Fernando Duarte
Machado de Assis nasceu na cidade do Rio de Janeiro em
21 de junho de 1839 durante a Regência Una de Araújo Lima e há um ano do “Golpe
da Maioridade” que deu a Dom Pedro II, a 23 de julho de 1840 com 14 anos, a
condição de ser coroado imperador do Brasil e começando assim o Segundo Reinado
que durou até 15 de novembro de 1889, nove anos antes da morte do escritor
mulato aqui apresentado.
Na região central do Rio de Janeiro, no Morro do
Livramento, nasceu pobre e mulato, filho de Francisco José Machado de Assis, um
pintor de paredes que era filho de escravos alforriados, e de Maria Leopoldina
da Câmara Machado, lavadeira portuguesa, ele e sua única irmã, que se
separariam devido à alta mortalidade infantil da época que a levou aos quatro
anos em 1845, ano da rendição dos farroupilhas.
Durante o Período Regencial (1831 – 1840), várias
revoltas, levantes e motins aconteciam e começavam no país, tais como, a
Cabanagem no Pará (1834 – 1840), a Revolução Farroupilha (1835 – 1845) no Rio
Grande do Sul e Santa Catarina, a Sabinada (1837 – 1838) na Bahia e a Balaiada
(1838 – 1841) no Maranhão, levando o jovem recente imperador em 1840 a criar
diversas leis voltadas para a ordem e fazendo bom uso do Poder Moderador para
conciliar liberais, conservadores e acalmar e punir revoltosos.

- [Dados fornecidos]

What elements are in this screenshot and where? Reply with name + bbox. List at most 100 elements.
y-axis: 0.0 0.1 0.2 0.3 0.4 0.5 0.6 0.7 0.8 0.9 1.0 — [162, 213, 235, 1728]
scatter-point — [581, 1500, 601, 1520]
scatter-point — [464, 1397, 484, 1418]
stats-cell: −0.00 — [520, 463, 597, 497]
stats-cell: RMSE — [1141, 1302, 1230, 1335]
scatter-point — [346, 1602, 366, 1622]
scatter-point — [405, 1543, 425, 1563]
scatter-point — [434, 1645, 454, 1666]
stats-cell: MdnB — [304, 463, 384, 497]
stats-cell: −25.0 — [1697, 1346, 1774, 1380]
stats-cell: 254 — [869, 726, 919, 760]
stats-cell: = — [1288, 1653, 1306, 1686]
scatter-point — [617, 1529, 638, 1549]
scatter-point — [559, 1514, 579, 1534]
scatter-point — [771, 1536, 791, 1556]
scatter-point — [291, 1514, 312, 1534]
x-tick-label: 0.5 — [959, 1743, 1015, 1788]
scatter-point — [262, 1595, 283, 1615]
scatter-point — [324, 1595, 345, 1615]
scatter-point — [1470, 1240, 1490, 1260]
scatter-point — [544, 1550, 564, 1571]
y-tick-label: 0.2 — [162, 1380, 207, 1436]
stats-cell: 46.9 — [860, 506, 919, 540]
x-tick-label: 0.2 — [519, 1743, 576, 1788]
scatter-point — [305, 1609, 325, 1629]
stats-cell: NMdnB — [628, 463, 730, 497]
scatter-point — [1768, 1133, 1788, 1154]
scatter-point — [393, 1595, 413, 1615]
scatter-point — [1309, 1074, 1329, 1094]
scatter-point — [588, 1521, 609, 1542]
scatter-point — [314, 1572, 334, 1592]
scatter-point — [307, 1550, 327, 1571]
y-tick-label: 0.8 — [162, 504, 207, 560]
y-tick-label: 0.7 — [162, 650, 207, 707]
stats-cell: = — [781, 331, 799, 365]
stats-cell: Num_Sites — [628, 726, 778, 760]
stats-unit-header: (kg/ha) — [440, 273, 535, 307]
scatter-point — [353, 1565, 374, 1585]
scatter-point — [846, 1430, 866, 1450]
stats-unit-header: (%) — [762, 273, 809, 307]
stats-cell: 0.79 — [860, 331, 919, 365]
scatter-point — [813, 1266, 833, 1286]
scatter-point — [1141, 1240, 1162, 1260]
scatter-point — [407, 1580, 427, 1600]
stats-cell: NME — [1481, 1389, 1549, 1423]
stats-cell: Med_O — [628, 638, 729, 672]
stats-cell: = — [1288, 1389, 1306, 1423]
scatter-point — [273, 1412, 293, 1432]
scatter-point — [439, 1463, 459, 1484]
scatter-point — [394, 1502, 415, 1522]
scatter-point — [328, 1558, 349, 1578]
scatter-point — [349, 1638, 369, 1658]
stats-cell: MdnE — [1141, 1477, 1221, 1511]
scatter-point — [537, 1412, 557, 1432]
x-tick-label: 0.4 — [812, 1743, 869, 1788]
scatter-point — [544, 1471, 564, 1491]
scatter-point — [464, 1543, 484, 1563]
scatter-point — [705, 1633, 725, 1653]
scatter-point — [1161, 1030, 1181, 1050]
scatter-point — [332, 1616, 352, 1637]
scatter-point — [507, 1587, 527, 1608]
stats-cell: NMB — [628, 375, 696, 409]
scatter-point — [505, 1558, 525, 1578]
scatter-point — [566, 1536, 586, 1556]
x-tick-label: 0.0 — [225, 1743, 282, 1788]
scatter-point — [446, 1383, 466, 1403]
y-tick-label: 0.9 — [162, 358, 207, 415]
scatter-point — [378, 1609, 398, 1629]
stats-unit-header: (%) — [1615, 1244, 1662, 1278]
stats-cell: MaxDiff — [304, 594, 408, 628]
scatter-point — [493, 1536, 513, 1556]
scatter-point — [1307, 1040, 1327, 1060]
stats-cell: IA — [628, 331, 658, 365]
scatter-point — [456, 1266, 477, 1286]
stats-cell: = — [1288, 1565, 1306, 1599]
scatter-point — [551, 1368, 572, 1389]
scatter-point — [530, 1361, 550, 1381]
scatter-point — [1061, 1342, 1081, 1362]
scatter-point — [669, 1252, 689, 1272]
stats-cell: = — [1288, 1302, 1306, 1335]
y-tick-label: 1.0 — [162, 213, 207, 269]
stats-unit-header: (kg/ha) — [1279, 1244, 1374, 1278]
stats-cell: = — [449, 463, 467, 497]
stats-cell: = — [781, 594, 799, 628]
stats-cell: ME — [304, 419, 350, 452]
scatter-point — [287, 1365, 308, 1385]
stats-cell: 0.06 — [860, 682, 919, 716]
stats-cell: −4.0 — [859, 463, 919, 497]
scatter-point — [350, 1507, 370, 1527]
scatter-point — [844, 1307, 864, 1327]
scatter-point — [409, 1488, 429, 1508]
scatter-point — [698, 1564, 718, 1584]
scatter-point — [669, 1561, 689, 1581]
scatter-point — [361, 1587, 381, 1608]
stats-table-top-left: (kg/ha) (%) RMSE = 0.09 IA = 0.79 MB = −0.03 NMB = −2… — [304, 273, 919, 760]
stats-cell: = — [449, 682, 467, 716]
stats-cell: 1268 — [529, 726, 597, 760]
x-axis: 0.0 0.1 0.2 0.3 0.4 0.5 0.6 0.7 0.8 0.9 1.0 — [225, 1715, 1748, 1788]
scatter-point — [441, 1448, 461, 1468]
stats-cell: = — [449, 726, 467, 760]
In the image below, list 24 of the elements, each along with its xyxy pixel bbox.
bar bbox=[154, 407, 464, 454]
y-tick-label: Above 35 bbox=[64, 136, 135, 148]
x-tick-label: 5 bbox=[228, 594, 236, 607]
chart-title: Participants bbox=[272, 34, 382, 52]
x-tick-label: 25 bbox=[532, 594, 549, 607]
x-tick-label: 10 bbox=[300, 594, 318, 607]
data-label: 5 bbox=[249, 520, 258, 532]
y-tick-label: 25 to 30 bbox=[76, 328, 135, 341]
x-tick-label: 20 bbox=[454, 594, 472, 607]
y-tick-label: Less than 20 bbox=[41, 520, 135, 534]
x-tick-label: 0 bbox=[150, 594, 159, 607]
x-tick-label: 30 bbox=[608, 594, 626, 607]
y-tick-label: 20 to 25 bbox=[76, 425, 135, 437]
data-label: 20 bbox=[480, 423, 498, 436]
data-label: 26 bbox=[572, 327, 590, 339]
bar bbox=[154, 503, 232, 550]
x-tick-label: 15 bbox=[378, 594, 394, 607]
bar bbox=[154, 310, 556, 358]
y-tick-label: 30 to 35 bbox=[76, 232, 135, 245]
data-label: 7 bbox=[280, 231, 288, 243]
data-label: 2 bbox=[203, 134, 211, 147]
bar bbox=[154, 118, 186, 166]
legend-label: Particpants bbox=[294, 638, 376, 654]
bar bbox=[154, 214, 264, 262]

- [Objetivos]
- 1) Responda com base no trecho sobre o nascimento de Machado de Assis:
(a) Qual era o ofício do pai de Machado de Assis?
(b) Com quantos anos morreu a irmã dele, e em que ano?
(c) Em que província ocorreu a Sabinada?
- 2) Reproduza, sem nenhuma alteração, as linhas dos dados fornecidos, desde a primeira até a que contém "scatter-point — [846, 1430, 866, 1450]", incluindo ambas.

- [Soluções por tarefa]
- 1)
(a) Pintor de paredes.
(b) Aos quatro anos, em 1845.
(c) Na Bahia.

- 2)
What elements are in this screenshot and where? Reply with name + bbox. List at most 100 elements.
y-axis: 0.0 0.1 0.2 0.3 0.4 0.5 0.6 0.7 0.8 0.9 1.0 — [162, 213, 235, 1728]
scatter-point — [581, 1500, 601, 1520]
scatter-point — [464, 1397, 484, 1418]
stats-cell: −0.00 — [520, 463, 597, 497]
stats-cell: RMSE — [1141, 1302, 1230, 1335]
scatter-point — [346, 1602, 366, 1622]
scatter-point — [405, 1543, 425, 1563]
scatter-point — [434, 1645, 454, 1666]
stats-cell: MdnB — [304, 463, 384, 497]
stats-cell: −25.0 — [1697, 1346, 1774, 1380]
stats-cell: 254 — [869, 726, 919, 760]
stats-cell: = — [1288, 1653, 1306, 1686]
scatter-point — [617, 1529, 638, 1549]
scatter-point — [559, 1514, 579, 1534]
scatter-point — [771, 1536, 791, 1556]
scatter-point — [291, 1514, 312, 1534]
x-tick-label: 0.5 — [959, 1743, 1015, 1788]
scatter-point — [262, 1595, 283, 1615]
scatter-point — [324, 1595, 345, 1615]
scatter-point — [1470, 1240, 1490, 1260]
scatter-point — [544, 1550, 564, 1571]
y-tick-label: 0.2 — [162, 1380, 207, 1436]
stats-cell: 46.9 — [860, 506, 919, 540]
x-tick-label: 0.2 — [519, 1743, 576, 1788]
scatter-point — [305, 1609, 325, 1629]
stats-cell: NMdnB — [628, 463, 730, 497]
scatter-point — [1768, 1133, 1788, 1154]
scatter-point — [393, 1595, 413, 1615]
scatter-point — [1309, 1074, 1329, 1094]
scatter-point — [588, 1521, 609, 1542]
scatter-point — [314, 1572, 334, 1592]
scatter-point — [307, 1550, 327, 1571]
y-tick-label: 0.8 — [162, 504, 207, 560]
y-tick-label: 0.7 — [162, 650, 207, 707]
stats-cell: = — [781, 331, 799, 365]
stats-cell: Num_Sites — [628, 726, 778, 760]
stats-unit-header: (kg/ha) — [440, 273, 535, 307]
scatter-point — [353, 1565, 374, 1585]
scatter-point — [846, 1430, 866, 1450]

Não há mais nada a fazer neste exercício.